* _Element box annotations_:
___
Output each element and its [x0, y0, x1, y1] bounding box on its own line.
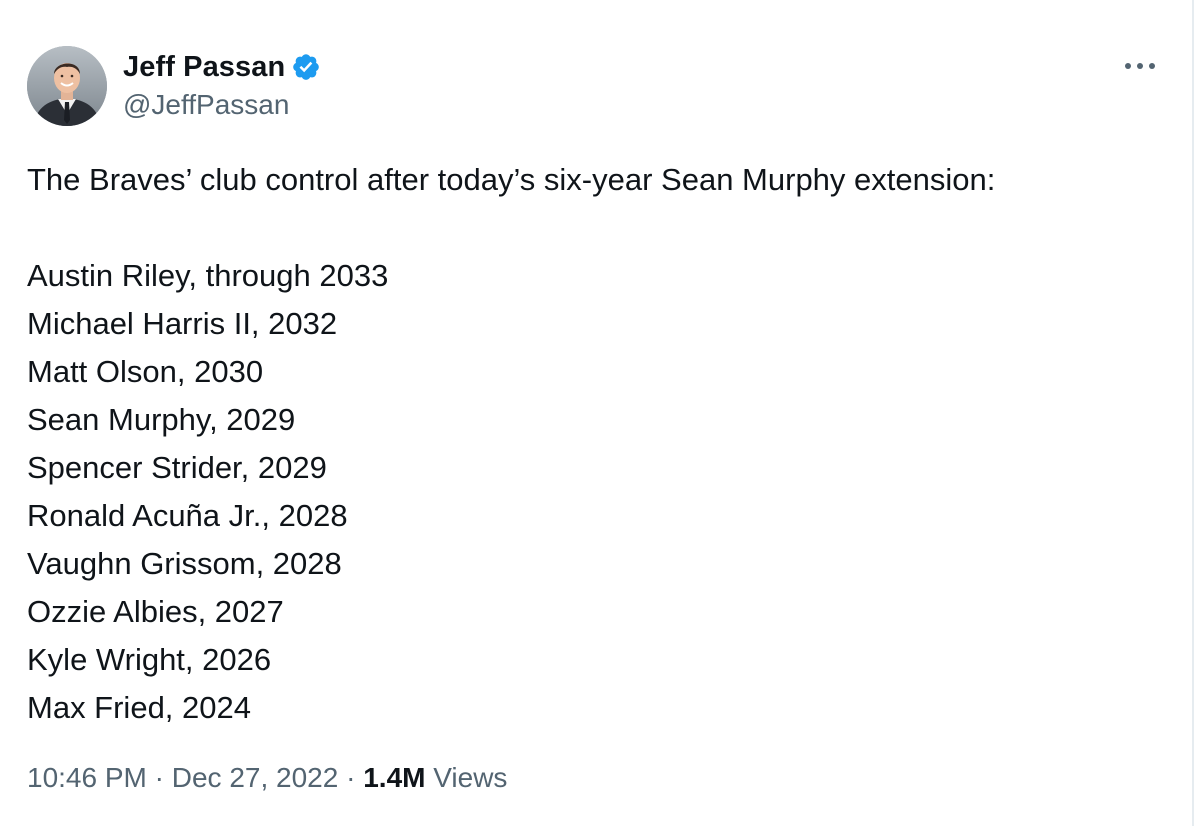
list-item: Spencer Strider, 2029	[27, 450, 327, 485]
list-item: Ozzie Albies, 2027	[27, 594, 284, 629]
list-item: Austin Riley, through 2033	[27, 258, 389, 293]
tweet-date: Dec 27, 2022	[171, 762, 339, 793]
views-label: Views	[425, 762, 508, 793]
list-item: Sean Murphy, 2029	[27, 402, 296, 437]
tweet-timestamp-link[interactable]: 10:46 PM · Dec 27, 2022	[27, 762, 338, 793]
meta-separator: ·	[146, 762, 172, 793]
list-item: Matt Olson, 2030	[27, 354, 264, 389]
meta-separator: ·	[338, 762, 364, 793]
list-item: Vaughn Grissom, 2028	[27, 546, 342, 581]
more-options-button[interactable]	[1118, 52, 1162, 80]
tweet-card: Jeff Passan @JeffPassan The Braves’ club…	[0, 0, 1194, 826]
list-item: Kyle Wright, 2026	[27, 642, 272, 677]
author-name-row: Jeff Passan	[123, 50, 321, 84]
views-count: 1.4M	[363, 762, 426, 793]
profile-photo-icon	[27, 46, 107, 126]
verified-badge-icon[interactable]	[291, 52, 321, 82]
avatar[interactable]	[27, 46, 107, 126]
tweet-text: The Braves’ club control after today’s s…	[27, 156, 1167, 732]
author-display-name[interactable]: Jeff Passan	[123, 51, 285, 84]
tweet-time: 10:46 PM	[27, 762, 147, 793]
tweet-meta: 10:46 PM · Dec 27, 2022 · 1.4M Views	[27, 762, 507, 794]
list-item: Ronald Acuña Jr., 2028	[27, 498, 348, 533]
tweet-intro: The Braves’ club control after today’s s…	[27, 162, 996, 197]
list-item: Max Fried, 2024	[27, 690, 251, 725]
list-item: Michael Harris II, 2032	[27, 306, 338, 341]
author-handle[interactable]: @JeffPassan	[123, 89, 289, 121]
more-horizontal-icon	[1125, 63, 1155, 69]
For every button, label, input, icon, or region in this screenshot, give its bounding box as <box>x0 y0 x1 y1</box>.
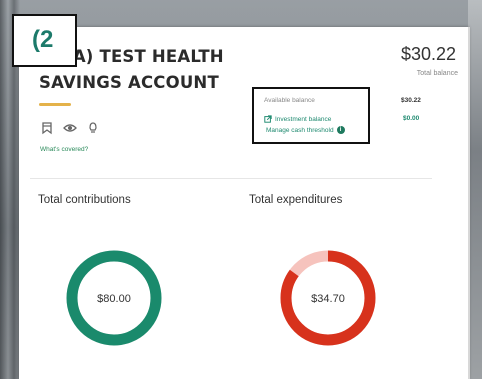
info-icon[interactable]: i <box>336 126 345 134</box>
total-contributions-title: Total contributions <box>38 194 131 206</box>
expenditures-value: $34.70 <box>311 293 345 305</box>
investment-balance-value: $0.00 <box>403 115 420 122</box>
title-accent-bar <box>39 103 71 106</box>
manage-cash-threshold-link[interactable]: Manage cash threshold i <box>266 126 345 134</box>
available-balance-value: $30.22 <box>401 97 421 104</box>
bookmark-icon[interactable] <box>40 121 54 135</box>
available-balance-label: Available balance <box>264 97 315 104</box>
lightbulb-icon[interactable] <box>86 121 100 135</box>
total-balance-amount: $30.22 <box>400 44 456 64</box>
manage-cash-threshold-label: Manage cash threshold <box>266 126 334 134</box>
contributions-value: $80.00 <box>97 293 131 305</box>
background-photo-right <box>468 0 482 379</box>
expenditures-donut: $34.70 <box>280 250 376 346</box>
section-divider <box>30 178 432 179</box>
investment-balance-link[interactable]: Investment balance <box>264 115 331 123</box>
step-marker-label: (2 <box>32 26 54 53</box>
step-marker-box: (2 <box>12 14 77 67</box>
whats-covered-link[interactable]: What's covered? <box>40 146 88 153</box>
investment-balance-label: Investment balance <box>275 115 332 123</box>
account-action-icons <box>40 121 100 135</box>
external-link-icon <box>264 115 272 123</box>
contributions-donut: $80.00 <box>66 250 162 346</box>
account-title-line-2: SAVINGS ACCOUNT <box>39 73 219 92</box>
card-edge <box>468 27 470 379</box>
total-balance-label: Total balance <box>416 70 458 77</box>
total-expenditures-title: Total expenditures <box>249 194 343 206</box>
eye-icon[interactable] <box>63 121 77 135</box>
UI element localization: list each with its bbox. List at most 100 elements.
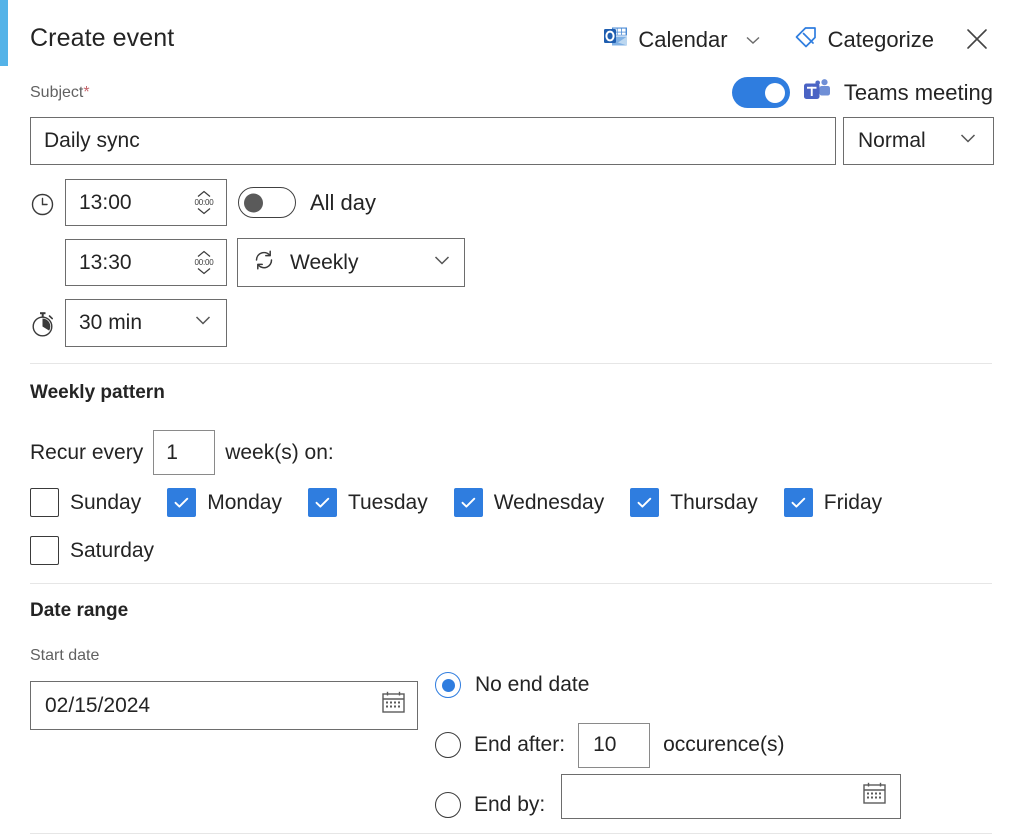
divider [30, 833, 992, 834]
chevron-down-icon [192, 309, 214, 337]
chevron-down-icon [431, 249, 453, 277]
categorize-button-label: Categorize [827, 27, 934, 52]
checkbox-box [30, 536, 59, 565]
occurrences-value: 10 [593, 733, 617, 756]
divider [30, 363, 992, 364]
priority-select[interactable]: Normal [843, 117, 994, 165]
radio-no-end-date[interactable] [435, 672, 461, 698]
day-checkbox-saturday[interactable]: Saturday [30, 536, 154, 565]
header-actions: Calendar Categorize [595, 20, 994, 60]
checkbox-box [783, 488, 813, 517]
spinner-hint: 00:00 [194, 258, 214, 267]
required-asterisk: * [83, 84, 90, 101]
weekday-checkbox-row-1: Sunday Monday Tuesday Wednesday Thursday [30, 488, 908, 517]
day-label: Saturday [70, 538, 155, 562]
calendar-picker-icon[interactable] [380, 689, 407, 722]
start-time-input[interactable]: 13:00 00:00 [65, 179, 227, 226]
checkbox-box [453, 488, 483, 517]
day-label: Thursday [670, 490, 758, 514]
start-date-value: 02/15/2024 [45, 693, 151, 717]
recur-every-row: Recur every 1 week(s) on: [30, 430, 334, 475]
subject-label: Subject* [30, 84, 90, 102]
calendar-picker-icon[interactable] [861, 780, 888, 813]
day-label: Sunday [70, 490, 142, 514]
checkbox-box [307, 488, 337, 517]
duration-select[interactable]: 30 min [65, 299, 227, 347]
toggle-knob [764, 82, 785, 103]
recurrence-icon [251, 247, 277, 279]
priority-select-value: Normal [858, 129, 926, 152]
day-label: Friday [823, 490, 883, 514]
recur-every-label: Recur every [30, 440, 144, 464]
all-day-toggle[interactable] [238, 187, 296, 218]
duration-value: 30 min [79, 311, 143, 334]
teams-meeting-row: Teams meeting [731, 77, 993, 108]
subject-input[interactable]: Daily sync [30, 117, 836, 165]
close-icon [964, 26, 990, 55]
start-date-label: Start date [30, 647, 100, 664]
teams-meeting-toggle[interactable] [731, 77, 790, 108]
dialog-header: Create event Calendar Categorize [30, 20, 994, 64]
day-label: Monday [207, 490, 282, 514]
end-time-input[interactable]: 13:30 00:00 [65, 239, 227, 286]
all-day-row: All day [238, 187, 376, 218]
weeks-on-label: week(s) on: [225, 440, 334, 464]
occurrences-label: occurence(s) [663, 733, 785, 756]
day-label: Tuesday [347, 490, 428, 514]
clock-icon [30, 192, 55, 222]
check-icon [315, 497, 330, 508]
radio-label-end-after: End after: [474, 733, 566, 756]
start-date-input[interactable]: 02/15/2024 [30, 681, 418, 730]
checkbox-box [30, 488, 59, 517]
check-icon [174, 497, 189, 508]
occurrences-input[interactable]: 10 [578, 722, 651, 768]
chevron-down-icon [957, 127, 979, 155]
end-time-spinner[interactable]: 00:00 [192, 247, 216, 279]
timer-icon [29, 310, 56, 343]
day-checkbox-tuesday[interactable]: Tuesday [307, 488, 428, 517]
subject-label-text: Subject [30, 84, 84, 101]
radio-row-no-end-date[interactable]: No end date [435, 655, 784, 715]
weekly-pattern-heading: Weekly pattern [30, 382, 165, 403]
date-range-heading: Date range [30, 600, 129, 621]
outlook-calendar-icon [603, 25, 629, 55]
create-event-dialog: Create event Calendar Categorize Subject… [0, 0, 1024, 839]
recur-interval-value: 1 [166, 440, 178, 464]
divider [30, 583, 992, 584]
tag-icon [793, 24, 819, 56]
end-time-value: 13:30 [79, 250, 132, 274]
chevron-down-icon [743, 30, 763, 50]
day-checkbox-friday[interactable]: Friday [783, 488, 883, 517]
calendar-button[interactable]: Calendar [595, 21, 770, 59]
radio-end-after[interactable] [435, 732, 461, 758]
day-checkbox-wednesday[interactable]: Wednesday [453, 488, 605, 517]
teams-icon [802, 77, 832, 108]
checkbox-box [630, 488, 660, 517]
calendar-button-label: Calendar [638, 27, 728, 52]
day-label: Wednesday [493, 490, 605, 514]
toggle-knob [244, 193, 263, 212]
day-checkbox-sunday[interactable]: Sunday [30, 488, 141, 517]
radio-end-by[interactable] [435, 792, 461, 818]
all-day-label: All day [310, 189, 377, 215]
radio-label-no-end-date: No end date [475, 673, 590, 696]
start-time-spinner[interactable]: 00:00 [192, 187, 216, 219]
check-icon [461, 497, 475, 508]
recurrence-value: Weekly [290, 250, 359, 274]
check-icon [637, 497, 652, 508]
start-time-value: 13:00 [79, 190, 132, 214]
day-checkbox-thursday[interactable]: Thursday [630, 488, 758, 517]
checkbox-box [167, 488, 197, 517]
day-checkbox-monday[interactable]: Monday [167, 488, 282, 517]
page-title: Create event [30, 24, 175, 52]
radio-row-end-after[interactable]: End after: 10 occurence(s) [435, 715, 784, 775]
categorize-button[interactable]: Categorize [785, 20, 942, 60]
teams-meeting-label: Teams meeting [843, 79, 993, 105]
subject-input-value: Daily sync [44, 129, 140, 152]
close-button[interactable] [960, 23, 994, 57]
recurrence-select[interactable]: Weekly [237, 238, 465, 287]
end-by-date-input[interactable] [561, 774, 901, 819]
weekday-checkbox-row-2: Saturday [30, 536, 180, 565]
recur-interval-input[interactable]: 1 [153, 430, 216, 475]
check-icon [791, 497, 806, 508]
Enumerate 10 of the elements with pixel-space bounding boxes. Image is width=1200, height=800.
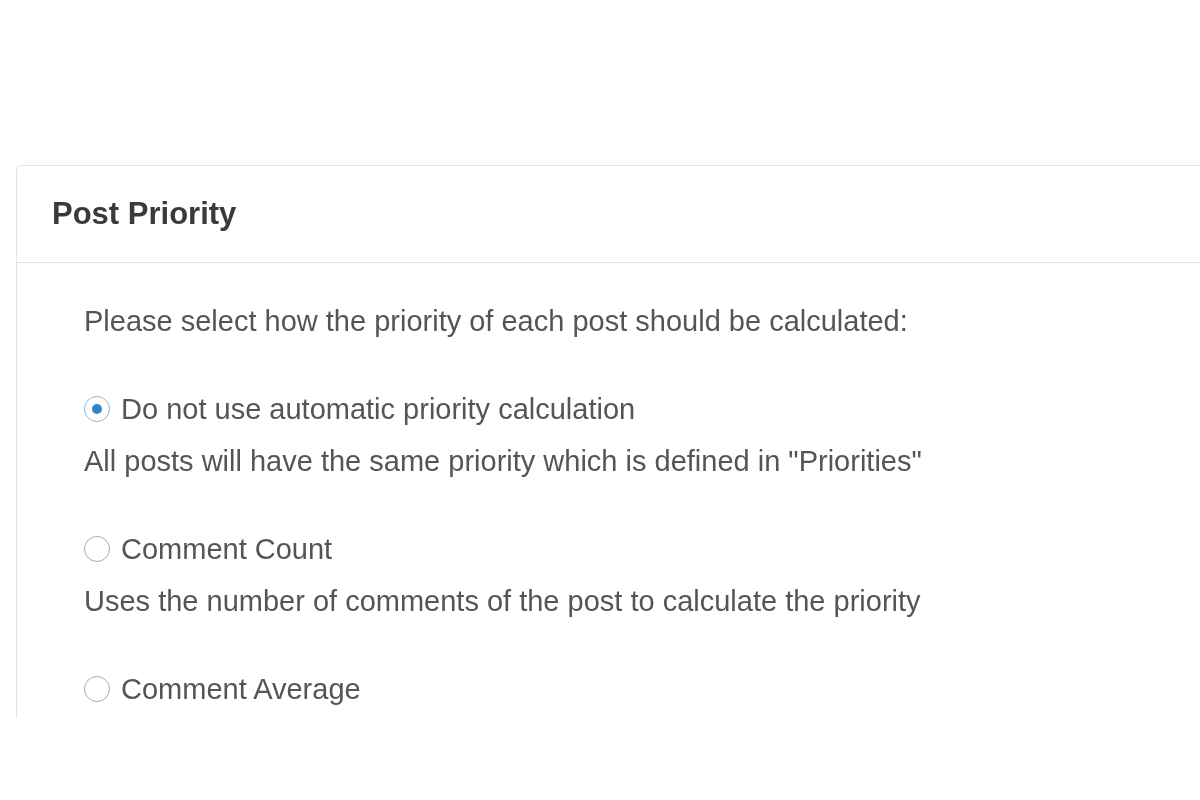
option-label[interactable]: Comment Count — [121, 523, 333, 575]
radio-button[interactable] — [84, 396, 110, 422]
radio-button[interactable] — [84, 676, 110, 702]
option-description: All posts will have the same priority which is defined in "Priorities" — [84, 444, 923, 479]
option-label[interactable]: Comment Average — [121, 663, 361, 715]
option-label[interactable]: Do not use automatic priority calculation — [121, 383, 636, 435]
instruction-text: Please select how the priority of each post should be calculated: — [84, 304, 909, 339]
panel-title: Post Priority — [52, 196, 237, 232]
radio-button[interactable] — [84, 536, 110, 562]
option-description: Uses the number of comments of the post to calculate the priority — [84, 584, 922, 619]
___
* _Requirements_: Print everything from the line containing "divider [30, 833, 992, 834]" down to the line containing "teams-meeting-row: Teams meeting", both included, without changing anything.

* _Answer to this task_:
divider [30, 833, 992, 834]
chevron-down-icon [192, 309, 214, 337]
chevron-down-icon [431, 249, 453, 277]
categorize-button-label: Categorize [827, 27, 934, 52]
checkbox-box [30, 536, 59, 565]
occurrences-value: 10 [593, 733, 617, 756]
divider [30, 363, 992, 364]
priority-select[interactable]: Normal [843, 117, 994, 165]
radio-no-end-date[interactable] [435, 672, 461, 698]
day-checkbox-saturday[interactable]: Saturday [30, 536, 154, 565]
header-actions: Calendar Categorize [595, 20, 994, 60]
checkbox-box [783, 488, 813, 517]
spinner-hint: 00:00 [194, 258, 214, 267]
required-asterisk: * [83, 84, 90, 101]
weekday-checkbox-row-1: Sunday Monday Tuesday Wednesday Thursday [30, 488, 908, 517]
day-label: Saturday [70, 538, 155, 562]
calendar-picker-icon[interactable] [380, 689, 407, 722]
start-time-input[interactable]: 13:00 00:00 [65, 179, 227, 226]
checkbox-box [453, 488, 483, 517]
day-label: Thursday [670, 490, 758, 514]
start-date-value: 02/15/2024 [45, 693, 151, 717]
recur-every-row: Recur every 1 week(s) on: [30, 430, 334, 475]
subject-label: Subject* [30, 84, 90, 102]
calendar-picker-icon[interactable] [861, 780, 888, 813]
day-label: Sunday [70, 490, 142, 514]
checkbox-box [307, 488, 337, 517]
duration-select[interactable]: 30 min [65, 299, 227, 347]
toggle-knob [764, 82, 785, 103]
recurrence-icon [251, 247, 277, 279]
priority-select-value: Normal [858, 129, 926, 152]
day-label: Friday [823, 490, 883, 514]
recur-every-label: Recur every [30, 440, 144, 464]
all-day-toggle[interactable] [238, 187, 296, 218]
duration-value: 30 min [79, 311, 143, 334]
teams-meeting-row: Teams meeting [731, 77, 993, 108]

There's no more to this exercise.